To do
Gather all lines in the data that hold the string "lượng".

Extracted material
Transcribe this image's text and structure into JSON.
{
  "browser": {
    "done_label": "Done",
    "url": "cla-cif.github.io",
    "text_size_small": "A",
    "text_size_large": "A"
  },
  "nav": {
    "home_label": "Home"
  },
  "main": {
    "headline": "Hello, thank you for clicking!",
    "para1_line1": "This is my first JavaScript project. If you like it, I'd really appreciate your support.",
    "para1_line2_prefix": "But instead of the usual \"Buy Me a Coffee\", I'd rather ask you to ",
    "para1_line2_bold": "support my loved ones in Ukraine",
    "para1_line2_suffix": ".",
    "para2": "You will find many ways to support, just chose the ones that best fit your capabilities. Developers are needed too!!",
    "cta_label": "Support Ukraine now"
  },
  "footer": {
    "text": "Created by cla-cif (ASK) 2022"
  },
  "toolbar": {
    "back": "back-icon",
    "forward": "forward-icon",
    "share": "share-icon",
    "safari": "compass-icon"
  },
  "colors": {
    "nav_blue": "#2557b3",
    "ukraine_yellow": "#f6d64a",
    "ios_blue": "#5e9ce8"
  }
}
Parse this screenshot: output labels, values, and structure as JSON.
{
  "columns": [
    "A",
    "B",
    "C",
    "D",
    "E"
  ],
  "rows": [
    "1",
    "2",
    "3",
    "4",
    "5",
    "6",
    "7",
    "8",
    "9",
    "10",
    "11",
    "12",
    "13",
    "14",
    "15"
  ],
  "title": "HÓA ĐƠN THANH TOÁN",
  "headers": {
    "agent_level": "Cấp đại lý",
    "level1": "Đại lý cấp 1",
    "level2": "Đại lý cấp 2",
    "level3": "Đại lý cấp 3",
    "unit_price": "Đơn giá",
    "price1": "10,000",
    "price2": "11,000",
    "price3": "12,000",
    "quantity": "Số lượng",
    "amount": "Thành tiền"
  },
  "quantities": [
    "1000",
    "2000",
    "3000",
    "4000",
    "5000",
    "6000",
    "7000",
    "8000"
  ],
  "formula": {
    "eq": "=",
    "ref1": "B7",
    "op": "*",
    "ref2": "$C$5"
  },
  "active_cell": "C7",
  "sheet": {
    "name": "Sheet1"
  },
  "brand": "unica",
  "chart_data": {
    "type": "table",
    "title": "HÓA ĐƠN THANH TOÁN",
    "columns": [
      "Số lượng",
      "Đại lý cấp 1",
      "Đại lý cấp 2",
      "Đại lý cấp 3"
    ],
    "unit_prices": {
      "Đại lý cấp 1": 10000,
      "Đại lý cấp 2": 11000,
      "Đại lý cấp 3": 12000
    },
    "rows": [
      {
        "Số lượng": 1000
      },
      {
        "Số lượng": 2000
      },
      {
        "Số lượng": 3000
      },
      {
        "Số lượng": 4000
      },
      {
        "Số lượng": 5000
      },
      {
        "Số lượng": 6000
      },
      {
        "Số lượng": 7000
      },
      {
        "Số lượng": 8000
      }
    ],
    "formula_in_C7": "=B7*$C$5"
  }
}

In response
    "quantity": "Số lượng",
      "Số lượng",
        "Số lượng": 1000
        "Số lượng": 2000
        "Số lượng": 3000
        "Số lượng": 4000
        "Số lượng": 5000
        "Số lượng": 6000
        "Số lượng": 7000
        "Số lượng": 8000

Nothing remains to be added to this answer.